(Records from a data source)
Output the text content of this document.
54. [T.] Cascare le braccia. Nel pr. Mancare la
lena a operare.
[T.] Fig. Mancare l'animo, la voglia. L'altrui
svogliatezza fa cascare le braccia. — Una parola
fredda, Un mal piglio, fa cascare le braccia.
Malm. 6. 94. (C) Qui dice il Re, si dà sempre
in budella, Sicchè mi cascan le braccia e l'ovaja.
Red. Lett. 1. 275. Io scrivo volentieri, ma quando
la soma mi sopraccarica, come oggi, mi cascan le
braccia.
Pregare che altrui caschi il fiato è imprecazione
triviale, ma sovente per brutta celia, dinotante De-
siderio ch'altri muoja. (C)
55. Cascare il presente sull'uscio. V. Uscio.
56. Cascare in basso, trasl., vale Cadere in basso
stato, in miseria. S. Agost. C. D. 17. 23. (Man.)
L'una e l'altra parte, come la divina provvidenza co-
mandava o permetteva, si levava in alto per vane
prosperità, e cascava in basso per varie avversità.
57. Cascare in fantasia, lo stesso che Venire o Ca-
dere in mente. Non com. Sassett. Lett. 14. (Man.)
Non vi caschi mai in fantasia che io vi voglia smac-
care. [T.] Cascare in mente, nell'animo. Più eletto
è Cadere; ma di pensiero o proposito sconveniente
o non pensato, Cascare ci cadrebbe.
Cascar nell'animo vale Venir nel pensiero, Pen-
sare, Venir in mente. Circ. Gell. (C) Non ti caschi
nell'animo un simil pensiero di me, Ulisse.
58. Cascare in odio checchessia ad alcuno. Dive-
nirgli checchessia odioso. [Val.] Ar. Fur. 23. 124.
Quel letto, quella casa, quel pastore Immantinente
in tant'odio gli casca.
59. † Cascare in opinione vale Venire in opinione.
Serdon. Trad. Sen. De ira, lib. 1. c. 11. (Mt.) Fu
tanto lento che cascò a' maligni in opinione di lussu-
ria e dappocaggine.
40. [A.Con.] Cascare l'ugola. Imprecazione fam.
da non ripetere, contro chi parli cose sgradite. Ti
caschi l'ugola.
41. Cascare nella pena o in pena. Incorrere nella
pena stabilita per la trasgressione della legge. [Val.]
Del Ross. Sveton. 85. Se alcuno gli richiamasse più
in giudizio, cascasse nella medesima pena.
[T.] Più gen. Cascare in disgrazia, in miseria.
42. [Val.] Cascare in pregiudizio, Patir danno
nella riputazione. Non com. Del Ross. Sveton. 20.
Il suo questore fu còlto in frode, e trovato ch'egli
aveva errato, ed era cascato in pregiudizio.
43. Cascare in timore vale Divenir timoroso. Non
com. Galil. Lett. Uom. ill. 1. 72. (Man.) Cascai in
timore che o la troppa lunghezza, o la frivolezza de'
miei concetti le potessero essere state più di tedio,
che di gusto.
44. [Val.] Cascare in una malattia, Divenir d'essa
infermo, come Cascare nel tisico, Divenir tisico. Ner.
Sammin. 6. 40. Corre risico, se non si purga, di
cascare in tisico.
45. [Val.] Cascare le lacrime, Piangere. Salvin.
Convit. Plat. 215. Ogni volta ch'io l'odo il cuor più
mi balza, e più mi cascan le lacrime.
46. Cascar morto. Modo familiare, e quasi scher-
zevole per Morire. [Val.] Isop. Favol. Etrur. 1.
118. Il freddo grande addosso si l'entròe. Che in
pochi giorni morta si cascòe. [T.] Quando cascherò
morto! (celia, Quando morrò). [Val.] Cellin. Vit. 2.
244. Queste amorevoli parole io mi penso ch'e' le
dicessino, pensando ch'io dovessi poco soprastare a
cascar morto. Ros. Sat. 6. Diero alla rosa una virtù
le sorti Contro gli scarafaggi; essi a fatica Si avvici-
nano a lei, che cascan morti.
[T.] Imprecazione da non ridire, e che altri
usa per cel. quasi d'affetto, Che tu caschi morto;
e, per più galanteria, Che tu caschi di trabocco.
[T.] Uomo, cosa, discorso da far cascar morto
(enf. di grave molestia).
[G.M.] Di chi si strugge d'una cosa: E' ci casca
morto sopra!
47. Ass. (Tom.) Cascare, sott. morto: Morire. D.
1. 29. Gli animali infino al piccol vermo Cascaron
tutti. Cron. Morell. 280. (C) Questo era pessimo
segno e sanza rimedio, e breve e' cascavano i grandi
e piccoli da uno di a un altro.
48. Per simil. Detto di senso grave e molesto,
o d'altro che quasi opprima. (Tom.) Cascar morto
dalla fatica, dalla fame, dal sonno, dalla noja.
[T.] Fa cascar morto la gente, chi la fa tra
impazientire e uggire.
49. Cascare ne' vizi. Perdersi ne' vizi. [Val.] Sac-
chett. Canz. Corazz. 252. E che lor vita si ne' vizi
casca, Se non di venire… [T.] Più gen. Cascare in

WHAT TO WORK ON:
Pull out every line containing "pregiudizio".

WRITTEN SOLUTION:
42. [Val.] Cascare in pregiudizio, Patir danno
aveva errato, ed era cascato in pregiudizio.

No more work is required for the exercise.